WHAT THE TASK ASKS:
From the line that contains "Enumerate this screenshot's" down to the last line of the data below, restate every line word for word, skipping any images.
* begin INPUT RECORDS *
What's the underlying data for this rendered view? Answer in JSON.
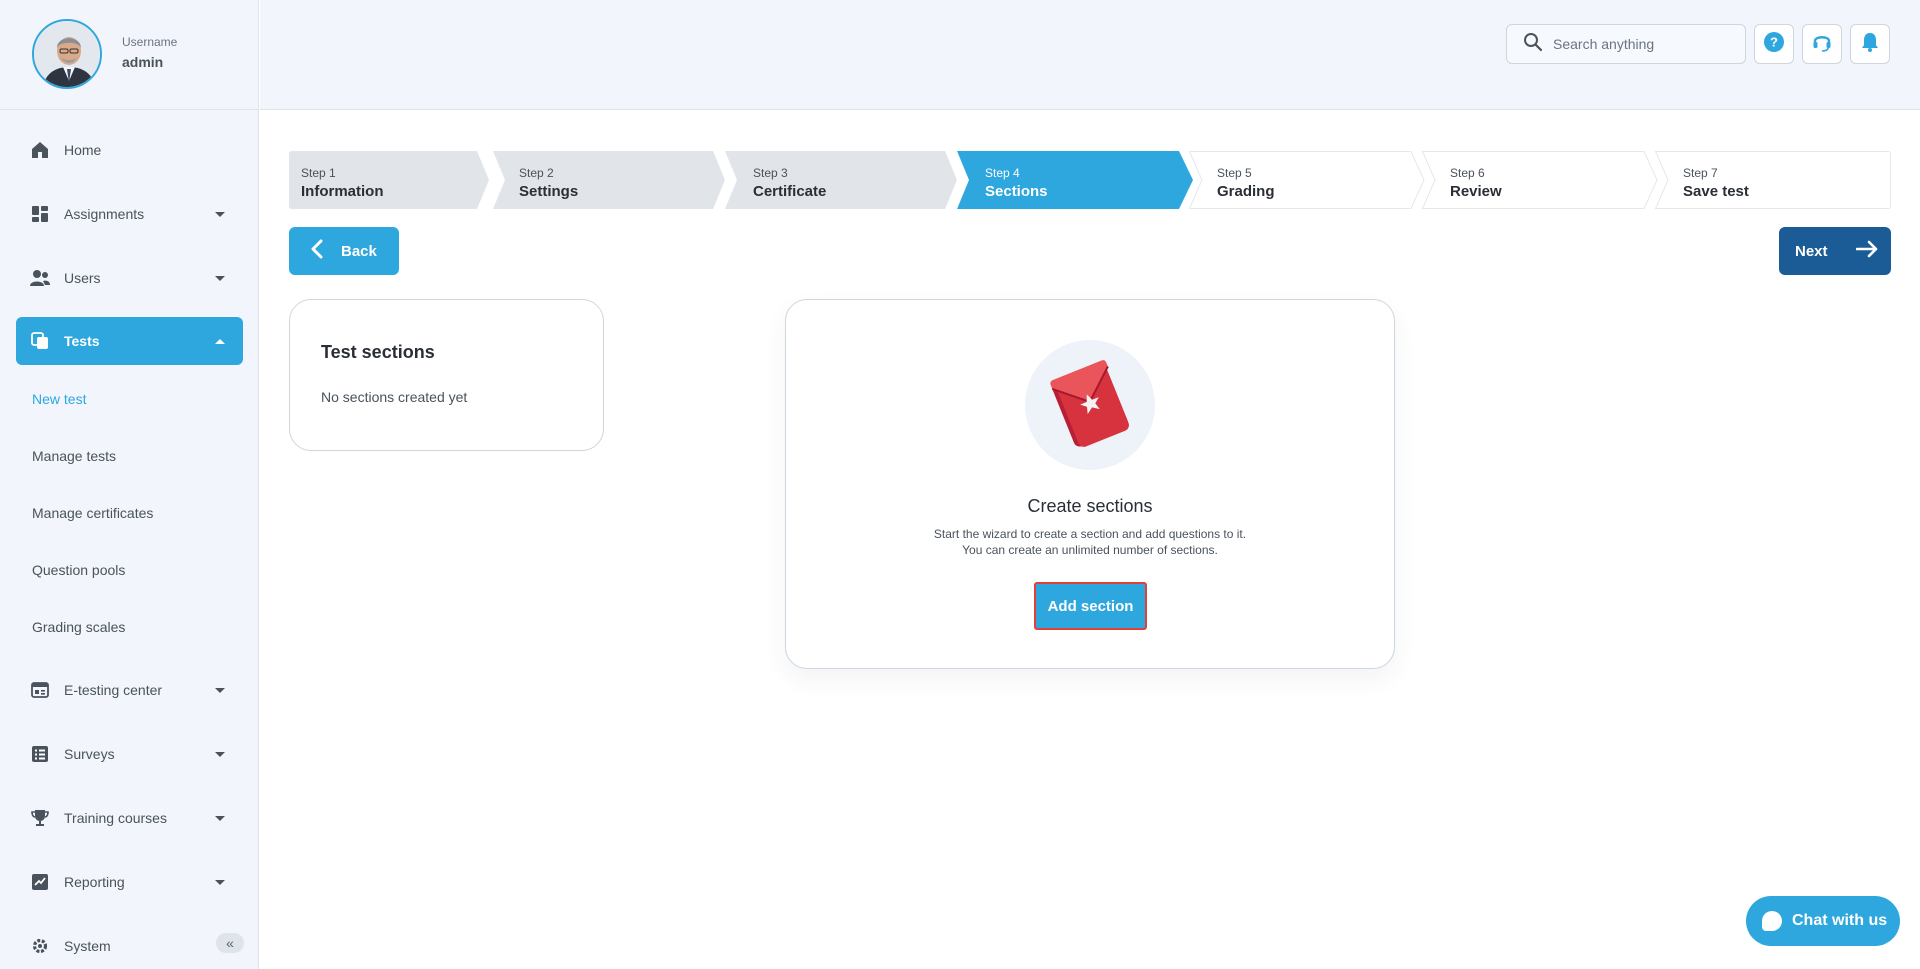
{
  "profile": {
    "label": "Username",
    "name": "admin"
  },
  "sidebar": {
    "items": [
      {
        "label": "Home",
        "icon": "home-icon"
      },
      {
        "label": "Assignments",
        "icon": "assignments-icon"
      },
      {
        "label": "Users",
        "icon": "users-icon"
      },
      {
        "label": "Tests",
        "icon": "tests-icon"
      },
      {
        "label": "E-testing center",
        "icon": "e-testing-icon"
      },
      {
        "label": "Surveys",
        "icon": "surveys-icon"
      },
      {
        "label": "Training courses",
        "icon": "trophy-icon"
      },
      {
        "label": "Reporting",
        "icon": "reporting-icon"
      },
      {
        "label": "System",
        "icon": "gear-icon"
      }
    ],
    "tests_subitems": [
      {
        "label": "New test"
      },
      {
        "label": "Manage tests"
      },
      {
        "label": "Manage certificates"
      },
      {
        "label": "Question pools"
      },
      {
        "label": "Grading scales"
      }
    ],
    "collapse_glyph": "«"
  },
  "header": {
    "search_placeholder": "Search anything"
  },
  "stepper": [
    {
      "num": "Step 1",
      "name": "Information",
      "state": "done"
    },
    {
      "num": "Step 2",
      "name": "Settings",
      "state": "done"
    },
    {
      "num": "Step 3",
      "name": "Certificate",
      "state": "done"
    },
    {
      "num": "Step 4",
      "name": "Sections",
      "state": "active"
    },
    {
      "num": "Step 5",
      "name": "Grading",
      "state": "todo"
    },
    {
      "num": "Step 6",
      "name": "Review",
      "state": "todo"
    },
    {
      "num": "Step 7",
      "name": "Save test",
      "state": "todo"
    }
  ],
  "actions": {
    "back": "Back",
    "next": "Next"
  },
  "sections_card": {
    "title": "Test sections",
    "empty": "No sections created yet"
  },
  "create_card": {
    "title": "Create sections",
    "desc_line1": "Start the wizard to create a section and add questions to it.",
    "desc_line2": "You can create an unlimited number of sections.",
    "button": "Add section"
  },
  "chat": {
    "label": "Chat with us"
  },
  "colors": {
    "accent": "#2ea7df",
    "primary_dark": "#1c5c96",
    "step_done": "#e1e4e8",
    "highlight": "#e0403a"
  }
}
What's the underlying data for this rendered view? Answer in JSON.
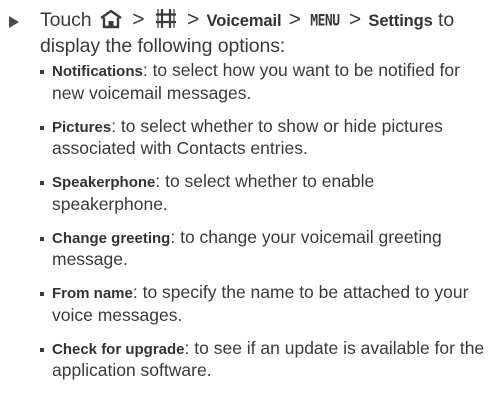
{
  "step": {
    "touch": "Touch",
    "sep": ">",
    "voicemail": "Voicemail",
    "menu_key": "MENU",
    "settings": "Settings",
    "to_display": "to display the following options:"
  },
  "icons": {
    "home": "home-icon",
    "grid": "apps-grid-icon"
  },
  "options": [
    {
      "term": "Notifications",
      "desc": ": to select how you want to be notified for new voicemail messages."
    },
    {
      "term": "Pictures",
      "desc": ": to select whether to show or hide pictures associated with Contacts entries."
    },
    {
      "term": "Speakerphone",
      "desc": ": to select whether to enable speakerphone."
    },
    {
      "term": "Change greeting",
      "desc": ": to change your voicemail greeting message."
    },
    {
      "term": "From name",
      "desc": ": to specify the name to be attached to your voice messages."
    },
    {
      "term": "Check for upgrade",
      "desc": ": to see if an update is available for the application software."
    }
  ],
  "colors": {
    "text": "#3a3a3a"
  }
}
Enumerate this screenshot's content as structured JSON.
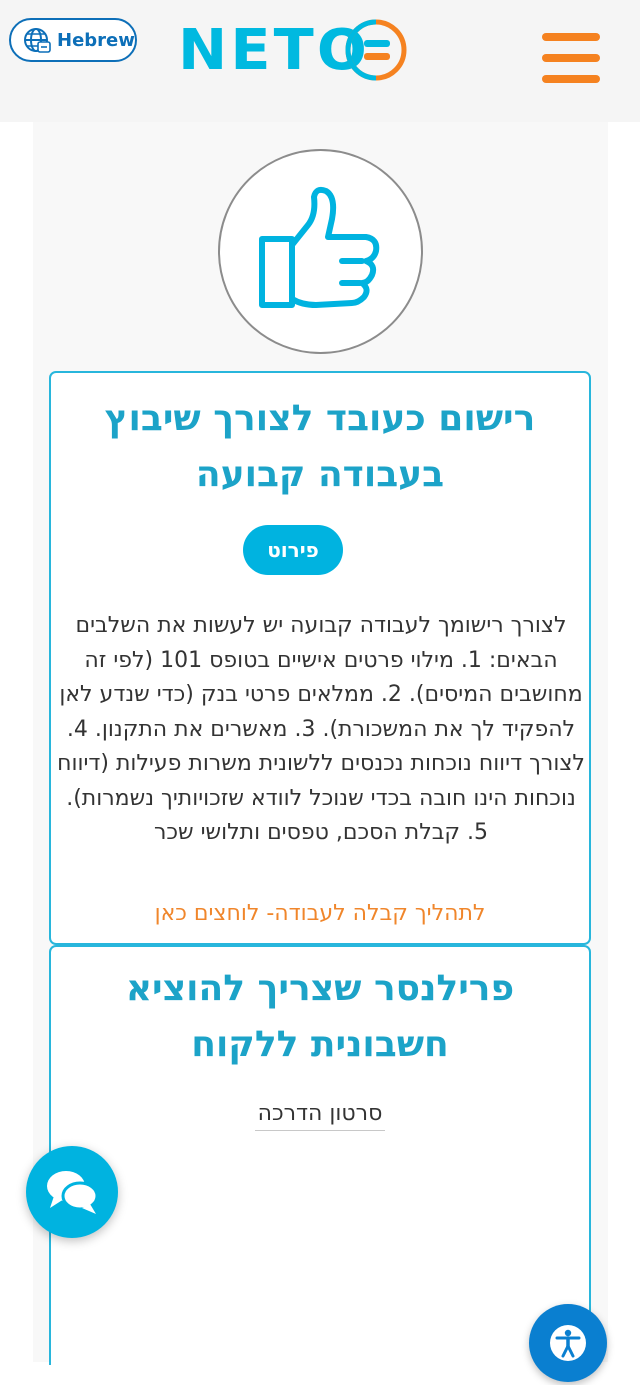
{
  "header": {
    "language_label": "Hebrew",
    "logo_text": "NETO",
    "colors": {
      "brand_cyan": "#00b9e0",
      "brand_orange": "#f58220",
      "brand_blue": "#0d6fb8"
    }
  },
  "hero": {
    "icon": "thumbs-up-icon"
  },
  "cards": [
    {
      "title": "רישום כעובד לצורך שיבוץ בעבודה קבועה",
      "details_button": "פירוט",
      "body": "לצורך רישומך לעבודה קבועה יש לעשות את השלבים הבאים: 1. מילוי פרטים אישיים בטופס 101 (לפי זה מחושבים המיסים). 2. ממלאים פרטי בנק (כדי שנדע לאן להפקיד לך את המשכורת). 3. מאשרים את התקנון. 4. לצורך דיווח נוכחות נכנסים ללשונית משרות פעילות (דיווח נוכחות הינו חובה בכדי שנוכל לוודא שזכויותיך נשמרות). 5. קבלת הסכם, טפסים ותלושי שכר",
      "link": "לתהליך קבלה לעבודה- לוחצים כאן"
    },
    {
      "title": "פרילנסר שצריך להוציא חשבונית ללקוח",
      "link": "סרטון הדרכה"
    }
  ],
  "floating": {
    "chat_icon": "chat-bubbles-icon",
    "accessibility_icon": "accessibility-icon"
  }
}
* end INPUT RECORDS *
REPLY TO THE TASK:
Enumerate this screenshot's content as structured JSON.
{
  "header": {
    "language_label": "Hebrew",
    "logo_text": "NETO",
    "colors": {
      "brand_cyan": "#00b9e0",
      "brand_orange": "#f58220",
      "brand_blue": "#0d6fb8"
    }
  },
  "hero": {
    "icon": "thumbs-up-icon"
  },
  "cards": [
    {
      "title": "רישום כעובד לצורך שיבוץ בעבודה קבועה",
      "details_button": "פירוט",
      "body": "לצורך רישומך לעבודה קבועה יש לעשות את השלבים הבאים: 1. מילוי פרטים אישיים בטופס 101 (לפי זה מחושבים המיסים). 2. ממלאים פרטי בנק (כדי שנדע לאן להפקיד לך את המשכורת). 3. מאשרים את התקנון. 4. לצורך דיווח נוכחות נכנסים ללשונית משרות פעילות (דיווח נוכחות הינו חובה בכדי שנוכל לוודא שזכויותיך נשמרות). 5. קבלת הסכם, טפסים ותלושי שכר",
      "link": "לתהליך קבלה לעבודה- לוחצים כאן"
    },
    {
      "title": "פרילנסר שצריך להוציא חשבונית ללקוח",
      "link": "סרטון הדרכה"
    }
  ],
  "floating": {
    "chat_icon": "chat-bubbles-icon",
    "accessibility_icon": "accessibility-icon"
  }
}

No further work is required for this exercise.